STORED ROWS:
● ● ● ● ●

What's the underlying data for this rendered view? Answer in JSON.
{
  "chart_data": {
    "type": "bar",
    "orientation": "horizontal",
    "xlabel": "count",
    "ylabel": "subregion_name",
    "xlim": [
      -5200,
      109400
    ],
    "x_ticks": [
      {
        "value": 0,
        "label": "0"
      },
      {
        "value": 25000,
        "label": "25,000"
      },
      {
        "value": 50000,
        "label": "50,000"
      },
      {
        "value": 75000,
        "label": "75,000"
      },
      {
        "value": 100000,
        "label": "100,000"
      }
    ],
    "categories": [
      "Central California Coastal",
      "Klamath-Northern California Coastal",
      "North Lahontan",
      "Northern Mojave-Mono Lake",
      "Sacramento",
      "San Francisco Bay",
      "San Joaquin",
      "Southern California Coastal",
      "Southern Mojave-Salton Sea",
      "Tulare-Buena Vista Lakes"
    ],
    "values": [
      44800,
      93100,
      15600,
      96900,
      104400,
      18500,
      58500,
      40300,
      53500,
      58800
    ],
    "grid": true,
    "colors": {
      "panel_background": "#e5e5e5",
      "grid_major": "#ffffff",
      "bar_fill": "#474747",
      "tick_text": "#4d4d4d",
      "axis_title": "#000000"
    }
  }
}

● ● ● ● ●

Copy out every line from the data above that has "Coastal" in it.

FULL ANSWER:
      "Central California Coastal",
      "Klamath-Northern California Coastal",
      "Southern California Coastal",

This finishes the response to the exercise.